◆ **Task details**
Reproduce verbatim the lines from the one containing "rotation-row: α - Rotation" through the one containing "offset-ey-field[interactable]: 0.000 <box>146", both included.
========================================
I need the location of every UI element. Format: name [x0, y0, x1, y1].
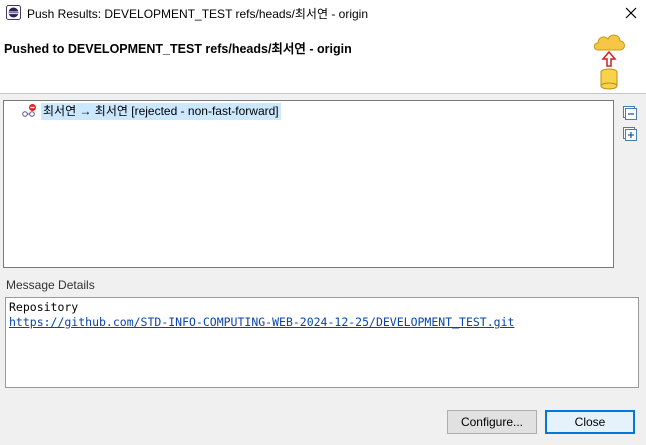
message-repository-line: Repository [9, 300, 79, 314]
close-icon [625, 7, 637, 19]
push-results-tree[interactable]: 최서연 → 최서연 [rejected - non-fast-forward] [3, 100, 614, 268]
tree-item[interactable]: 최서연 → 최서연 [rejected - non-fast-forward] [20, 102, 281, 120]
tree-item-label: 최서연 → 최서연 [rejected - non-fast-forward] [41, 102, 281, 120]
collapse-all-icon [623, 106, 637, 120]
expand-all-button[interactable] [623, 127, 637, 141]
message-details-label: Message Details [6, 278, 95, 292]
message-details-text[interactable]: Repository https://github.com/STD-INFO-C… [5, 297, 639, 388]
window-close-button[interactable] [616, 0, 646, 26]
window-title: Push Results: DEVELOPMENT_TEST refs/head… [27, 7, 369, 21]
rejected-ref-icon [22, 104, 36, 117]
eclipse-app-icon [6, 5, 21, 20]
banner: Pushed to DEVELOPMENT_TEST refs/heads/최서… [0, 26, 646, 94]
push-to-remote-icon [593, 34, 625, 90]
close-button[interactable]: Close [545, 410, 635, 434]
title-bar: Push Results: DEVELOPMENT_TEST refs/head… [0, 0, 646, 26]
expand-all-icon [623, 127, 637, 141]
configure-button[interactable]: Configure... [447, 410, 537, 434]
collapse-all-button[interactable] [623, 106, 637, 120]
repository-url-link[interactable]: https://github.com/STD-INFO-COMPUTING-WE… [9, 315, 635, 330]
banner-heading: Pushed to DEVELOPMENT_TEST refs/heads/최서… [4, 42, 352, 56]
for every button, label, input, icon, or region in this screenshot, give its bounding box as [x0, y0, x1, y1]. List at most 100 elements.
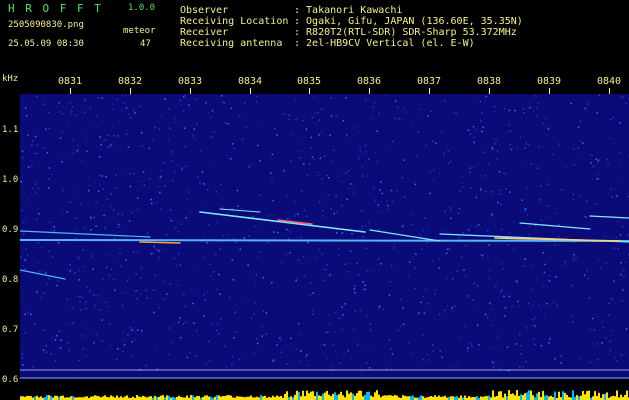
noise-speck: [140, 293, 142, 295]
noise-speck: [361, 225, 363, 228]
noise-speck: [179, 99, 182, 101]
noise-speck: [336, 232, 338, 234]
noise-speck: [542, 252, 545, 254]
noise-speck: [542, 122, 544, 125]
noise-speck: [97, 190, 100, 193]
noise-speck: [57, 242, 60, 244]
noise-speck: [475, 196, 478, 199]
noise-speck: [68, 349, 70, 352]
noise-speck: [402, 323, 405, 325]
noise-speck: [443, 152, 445, 155]
noise-speck: [134, 112, 136, 114]
noise-speck: [528, 144, 530, 146]
noise-speck: [457, 364, 459, 366]
noise-speck: [347, 170, 350, 172]
noise-speck: [627, 234, 629, 236]
datetime: 25.05.09 08:30: [8, 39, 84, 49]
noise-speck: [279, 337, 281, 339]
noise-speck: [118, 223, 120, 226]
trace-bar: [102, 396, 104, 400]
noise-speck: [617, 248, 619, 250]
noise-speck: [249, 164, 251, 167]
carrier-line: [20, 239, 629, 242]
noise-speck: [508, 109, 511, 112]
noise-speck: [446, 305, 449, 307]
noise-speck: [391, 140, 394, 143]
trace-bar: [196, 396, 198, 400]
noise-speck: [379, 305, 381, 307]
noise-speck: [342, 119, 345, 122]
noise-speck: [157, 248, 159, 251]
noise-speck: [24, 193, 26, 195]
noise-speck: [175, 226, 177, 229]
trace-bar: [604, 393, 606, 400]
noise-speck: [423, 232, 426, 234]
noise-speck: [414, 266, 416, 269]
noise-speck: [353, 288, 356, 290]
noise-speck: [69, 263, 71, 266]
noise-speck: [317, 175, 320, 177]
trace-bar: [530, 390, 532, 400]
trace-bar: [396, 395, 398, 400]
noise-speck: [500, 290, 502, 293]
noise-speck: [598, 177, 600, 180]
noise-speck: [74, 368, 76, 370]
noise-speck: [223, 345, 226, 347]
noise-speck: [603, 277, 606, 279]
trace-bar: [34, 396, 36, 400]
noise-speck: [203, 294, 205, 296]
noise-speck: [262, 168, 264, 171]
trace-bar: [402, 395, 404, 400]
trace-bar: [138, 396, 140, 400]
trace-bar: [186, 395, 188, 400]
noise-speck: [186, 198, 189, 200]
noise-speck: [239, 140, 241, 142]
noise-speck: [117, 135, 119, 137]
noise-speck: [238, 115, 241, 117]
noise-speck: [381, 192, 384, 195]
noise-speck: [24, 107, 27, 109]
noise-speck: [61, 113, 64, 115]
noise-speck: [388, 294, 391, 296]
noise-speck: [184, 145, 186, 148]
noise-speck: [533, 338, 535, 340]
noise-speck: [288, 118, 291, 121]
noise-speck: [192, 94, 195, 96]
noise-speck: [145, 289, 147, 292]
trace-bar: [154, 395, 156, 400]
noise-speck: [303, 163, 305, 165]
noise-speck: [62, 189, 64, 192]
noise-speck: [36, 208, 39, 210]
noise-speck: [42, 292, 45, 295]
noise-speck: [189, 352, 191, 354]
trace-bar: [238, 396, 240, 400]
noise-speck: [294, 215, 296, 217]
noise-speck: [76, 230, 78, 233]
trace-bar: [126, 395, 128, 400]
noise-speck: [227, 233, 229, 236]
noise-speck: [333, 212, 335, 215]
noise-speck: [312, 292, 314, 294]
trace-bar: [120, 396, 122, 400]
time-tick-label: 0839: [536, 76, 562, 87]
noise-speck: [487, 257, 489, 260]
noise-speck: [508, 232, 511, 234]
noise-speck: [108, 274, 111, 276]
noise-speck: [124, 228, 127, 231]
trace-bar: [562, 391, 564, 400]
noise-speck: [152, 139, 154, 141]
noise-speck: [540, 342, 543, 344]
trace-bar: [306, 390, 308, 400]
freq-tick-label: 0.6: [2, 375, 19, 385]
trace-bar: [160, 395, 162, 400]
noise-speck: [231, 207, 233, 210]
field-value-location: : Ogaki, Gifu, JAPAN (136.60E, 35.35N): [294, 16, 523, 27]
noise-speck: [622, 225, 624, 228]
noise-speck: [555, 276, 557, 278]
noise-speck: [48, 187, 50, 189]
noise-speck: [524, 208, 527, 210]
noise-speck: [582, 142, 584, 145]
noise-speck: [37, 188, 40, 190]
noise-speck: [526, 186, 528, 189]
noise-speck: [312, 195, 314, 198]
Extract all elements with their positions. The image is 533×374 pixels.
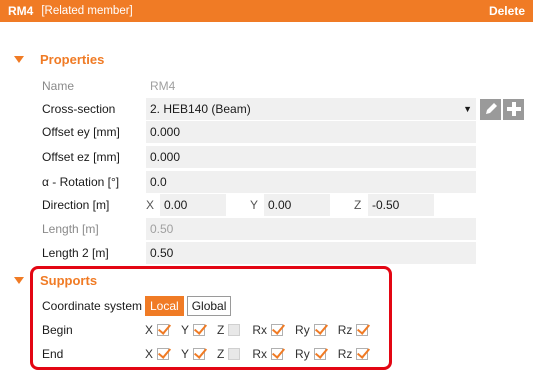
rotation-row: α - Rotation [°] 0.0 <box>42 171 532 193</box>
direction-y-field[interactable]: 0.00 <box>264 194 330 216</box>
direction-x-label: X <box>146 198 155 212</box>
length2-label: Length 2 [m] <box>42 246 109 260</box>
add-cross-section-button[interactable] <box>503 98 524 120</box>
collapse-triangle-icon[interactable] <box>14 55 24 63</box>
offset-ey-field[interactable]: 0.000 <box>146 121 476 143</box>
cross-section-row: Cross-section 2. HEB140 (Beam) ▼ <box>42 98 532 120</box>
member-header: RM4 [Related member] Delete <box>0 0 533 22</box>
offset-ez-label: Offset ez [mm] <box>42 150 120 164</box>
name-field: RM4 <box>146 75 476 97</box>
direction-label: Direction [m] <box>42 198 110 212</box>
supports-highlight-frame <box>30 266 392 370</box>
rotation-field[interactable]: 0.0 <box>146 171 476 193</box>
name-row: Name RM4 <box>42 75 532 97</box>
length2-field[interactable]: 0.50 <box>146 242 476 264</box>
edit-cross-section-button[interactable] <box>480 98 501 120</box>
chevron-down-icon: ▼ <box>463 104 472 114</box>
cross-section-select[interactable]: 2. HEB140 (Beam) ▼ <box>146 98 476 120</box>
length-row: Length [m] 0.50 <box>42 218 532 240</box>
delete-button[interactable]: Delete <box>489 4 525 18</box>
length2-row: Length 2 [m] 0.50 <box>42 242 532 264</box>
member-id: RM4 <box>8 4 34 18</box>
length-field: 0.50 <box>146 218 476 240</box>
direction-z-label: Z <box>354 198 362 212</box>
offset-ez-field[interactable]: 0.000 <box>146 146 476 168</box>
name-label: Name <box>42 79 75 93</box>
direction-row: Direction [m] X 0.00 Y 0.00 Z -0.50 <box>42 194 532 216</box>
direction-z-field[interactable]: -0.50 <box>368 194 434 216</box>
cross-section-label: Cross-section <box>42 102 116 116</box>
offset-ez-row: Offset ez [mm] 0.000 <box>42 146 532 168</box>
properties-title: Properties <box>40 51 105 67</box>
member-type: [Related member] <box>41 5 133 17</box>
cross-section-value: 2. HEB140 (Beam) <box>150 102 251 116</box>
collapse-triangle-icon[interactable] <box>14 276 24 284</box>
direction-y-label: Y <box>250 198 259 212</box>
properties-section-header[interactable]: Properties <box>14 50 104 68</box>
pencil-icon <box>485 103 497 114</box>
plus-icon <box>506 102 521 116</box>
direction-x-field[interactable]: 0.00 <box>160 194 226 216</box>
offset-ey-label: Offset ey [mm] <box>42 125 120 139</box>
offset-ey-row: Offset ey [mm] 0.000 <box>42 121 532 143</box>
rotation-label: α - Rotation [°] <box>42 175 120 189</box>
length-label: Length [m] <box>42 222 99 236</box>
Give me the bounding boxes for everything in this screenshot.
========================================
◆ **Solution below**
rotation-row: α - Rotation [°] 0.0 <box>42 171 532 193</box>
direction-y-field[interactable]: 0.00 <box>264 194 330 216</box>
direction-x-label: X <box>146 198 155 212</box>
length2-label: Length 2 [m] <box>42 246 109 260</box>
add-cross-section-button[interactable] <box>503 98 524 120</box>
collapse-triangle-icon[interactable] <box>14 55 24 63</box>
offset-ey-field[interactable]: 0.000 <box>146 121 476 143</box>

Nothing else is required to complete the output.